──────── Record extracts

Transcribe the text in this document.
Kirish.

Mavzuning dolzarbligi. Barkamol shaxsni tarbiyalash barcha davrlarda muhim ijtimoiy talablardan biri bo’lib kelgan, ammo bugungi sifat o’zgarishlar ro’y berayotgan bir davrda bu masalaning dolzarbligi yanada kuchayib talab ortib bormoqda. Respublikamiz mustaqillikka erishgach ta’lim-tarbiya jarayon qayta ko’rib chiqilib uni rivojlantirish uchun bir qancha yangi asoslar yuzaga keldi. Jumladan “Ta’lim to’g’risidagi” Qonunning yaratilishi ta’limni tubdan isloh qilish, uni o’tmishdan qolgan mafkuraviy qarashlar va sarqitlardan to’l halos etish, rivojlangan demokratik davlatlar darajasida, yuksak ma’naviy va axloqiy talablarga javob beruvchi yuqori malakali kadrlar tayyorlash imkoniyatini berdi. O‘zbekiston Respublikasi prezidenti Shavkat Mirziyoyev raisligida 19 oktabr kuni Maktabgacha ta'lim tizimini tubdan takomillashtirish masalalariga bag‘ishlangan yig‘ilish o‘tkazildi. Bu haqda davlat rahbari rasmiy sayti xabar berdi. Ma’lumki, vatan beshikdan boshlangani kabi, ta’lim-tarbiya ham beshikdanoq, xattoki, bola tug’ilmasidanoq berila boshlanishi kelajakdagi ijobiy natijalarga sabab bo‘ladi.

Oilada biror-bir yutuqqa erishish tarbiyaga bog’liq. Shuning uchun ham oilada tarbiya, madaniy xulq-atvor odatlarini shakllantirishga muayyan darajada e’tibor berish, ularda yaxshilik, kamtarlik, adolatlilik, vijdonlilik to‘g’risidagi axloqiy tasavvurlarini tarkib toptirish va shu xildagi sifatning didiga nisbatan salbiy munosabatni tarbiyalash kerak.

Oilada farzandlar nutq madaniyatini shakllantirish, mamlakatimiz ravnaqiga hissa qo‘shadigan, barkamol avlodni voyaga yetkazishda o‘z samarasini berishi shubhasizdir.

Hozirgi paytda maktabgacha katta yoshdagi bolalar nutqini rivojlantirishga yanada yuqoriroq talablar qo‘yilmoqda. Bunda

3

────────────────

◆ **Goal**:
Write out every record shown above, word for word.

◆ **Solution to this problem**:
Transcribe the text in this document.
Kirish.

Mavzuning dolzarbligi. Barkamol shaxsni tarbiyalash barcha davrlarda muhim ijtimoiy talablardan biri bo’lib kelgan, ammo bugungi sifat o’zgarishlar ro’y berayotgan bir davrda bu masalaning dolzarbligi yanada kuchayib talab ortib bormoqda. Respublikamiz mustaqillikka erishgach ta’lim-tarbiya jarayon qayta ko’rib chiqilib uni rivojlantirish uchun bir qancha yangi asoslar yuzaga keldi. Jumladan “Ta’lim to’g’risidagi” Qonunning yaratilishi ta’limni tubdan isloh qilish, uni o’tmishdan qolgan mafkuraviy qarashlar va sarqitlardan to’l halos etish, rivojlangan demokratik davlatlar darajasida, yuksak ma’naviy va axloqiy talablarga javob beruvchi yuqori malakali kadrlar tayyorlash imkoniyatini berdi. O‘zbekiston Respublikasi prezidenti Shavkat Mirziyoyev raisligida 19 oktabr kuni Maktabgacha ta'lim tizimini tubdan takomillashtirish masalalariga bag‘ishlangan yig‘ilish o‘tkazildi. Bu haqda davlat rahbari rasmiy sayti xabar berdi. Ma’lumki, vatan beshikdan boshlangani kabi, ta’lim-tarbiya ham beshikdanoq, xattoki, bola tug’ilmasidanoq berila boshlanishi kelajakdagi ijobiy natijalarga sabab bo‘ladi.

Oilada biror-bir yutuqqa erishish tarbiyaga bog’liq. Shuning uchun ham oilada tarbiya, madaniy xulq-atvor odatlarini shakllantirishga muayyan darajada e’tibor berish, ularda yaxshilik, kamtarlik, adolatlilik, vijdonlilik to‘g’risidagi axloqiy tasavvurlarini tarkib toptirish va shu xildagi sifatning didiga nisbatan salbiy munosabatni tarbiyalash kerak.

Oilada farzandlar nutq madaniyatini shakllantirish, mamlakatimiz ravnaqiga hissa qo‘shadigan, barkamol avlodni voyaga yetkazishda o‘z samarasini berishi shubhasizdir.

Hozirgi paytda maktabgacha katta yoshdagi bolalar nutqini rivojlantirishga yanada yuqoriroq talablar qo‘yilmoqda. Bunda

3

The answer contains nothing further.